** Goal **
Produce an exact copy of all the records.

[Stored entries]
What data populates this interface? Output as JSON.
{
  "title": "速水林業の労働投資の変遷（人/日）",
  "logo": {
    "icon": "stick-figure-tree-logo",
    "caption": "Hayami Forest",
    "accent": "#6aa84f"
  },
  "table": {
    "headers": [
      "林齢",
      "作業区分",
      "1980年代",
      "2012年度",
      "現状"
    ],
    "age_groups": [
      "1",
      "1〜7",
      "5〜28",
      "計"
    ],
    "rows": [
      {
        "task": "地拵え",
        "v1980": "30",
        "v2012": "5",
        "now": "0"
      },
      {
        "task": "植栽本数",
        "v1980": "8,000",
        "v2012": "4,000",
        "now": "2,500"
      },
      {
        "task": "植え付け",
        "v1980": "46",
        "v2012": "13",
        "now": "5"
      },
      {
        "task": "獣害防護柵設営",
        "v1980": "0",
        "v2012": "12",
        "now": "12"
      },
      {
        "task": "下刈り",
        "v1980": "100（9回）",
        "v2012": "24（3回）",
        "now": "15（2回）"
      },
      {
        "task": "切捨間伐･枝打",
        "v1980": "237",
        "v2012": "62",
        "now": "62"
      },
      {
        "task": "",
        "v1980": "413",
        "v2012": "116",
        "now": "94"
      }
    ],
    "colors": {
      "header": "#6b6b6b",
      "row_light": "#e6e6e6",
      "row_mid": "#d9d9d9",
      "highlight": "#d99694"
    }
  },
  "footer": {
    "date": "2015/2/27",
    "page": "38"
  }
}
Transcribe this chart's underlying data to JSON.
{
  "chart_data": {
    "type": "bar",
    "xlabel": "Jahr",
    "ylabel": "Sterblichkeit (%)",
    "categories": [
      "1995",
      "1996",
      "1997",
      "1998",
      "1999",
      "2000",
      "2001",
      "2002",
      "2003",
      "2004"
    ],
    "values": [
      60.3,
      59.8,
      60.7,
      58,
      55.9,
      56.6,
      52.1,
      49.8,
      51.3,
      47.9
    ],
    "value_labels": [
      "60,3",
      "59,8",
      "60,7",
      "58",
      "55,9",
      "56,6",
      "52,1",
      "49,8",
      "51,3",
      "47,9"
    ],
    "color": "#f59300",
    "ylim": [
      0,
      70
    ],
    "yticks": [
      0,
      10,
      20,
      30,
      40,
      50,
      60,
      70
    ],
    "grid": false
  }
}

** Full answer **
What data populates this interface? Output as JSON.
{
  "title": "速水林業の労働投資の変遷（人/日）",
  "logo": {
    "icon": "stick-figure-tree-logo",
    "caption": "Hayami Forest",
    "accent": "#6aa84f"
  },
  "table": {
    "headers": [
      "林齢",
      "作業区分",
      "1980年代",
      "2012年度",
      "現状"
    ],
    "age_groups": [
      "1",
      "1〜7",
      "5〜28",
      "計"
    ],
    "rows": [
      {
        "task": "地拵え",
        "v1980": "30",
        "v2012": "5",
        "now": "0"
      },
      {
        "task": "植栽本数",
        "v1980": "8,000",
        "v2012": "4,000",
        "now": "2,500"
      },
      {
        "task": "植え付け",
        "v1980": "46",
        "v2012": "13",
        "now": "5"
      },
      {
        "task": "獣害防護柵設営",
        "v1980": "0",
        "v2012": "12",
        "now": "12"
      },
      {
        "task": "下刈り",
        "v1980": "100（9回）",
        "v2012": "24（3回）",
        "now": "15（2回）"
      },
      {
        "task": "切捨間伐･枝打",
        "v1980": "237",
        "v2012": "62",
        "now": "62"
      },
      {
        "task": "",
        "v1980": "413",
        "v2012": "116",
        "now": "94"
      }
    ],
    "colors": {
      "header": "#6b6b6b",
      "row_light": "#e6e6e6",
      "row_mid": "#d9d9d9",
      "highlight": "#d99694"
    }
  },
  "footer": {
    "date": "2015/2/27",
    "page": "38"
  }
}
Transcribe this chart's underlying data to JSON.
{
  "chart_data": {
    "type": "bar",
    "xlabel": "Jahr",
    "ylabel": "Sterblichkeit (%)",
    "categories": [
      "1995",
      "1996",
      "1997",
      "1998",
      "1999",
      "2000",
      "2001",
      "2002",
      "2003",
      "2004"
    ],
    "values": [
      60.3,
      59.8,
      60.7,
      58,
      55.9,
      56.6,
      52.1,
      49.8,
      51.3,
      47.9
    ],
    "value_labels": [
      "60,3",
      "59,8",
      "60,7",
      "58",
      "55,9",
      "56,6",
      "52,1",
      "49,8",
      "51,3",
      "47,9"
    ],
    "color": "#f59300",
    "ylim": [
      0,
      70
    ],
    "yticks": [
      0,
      10,
      20,
      30,
      40,
      50,
      60,
      70
    ],
    "grid": false
  }
}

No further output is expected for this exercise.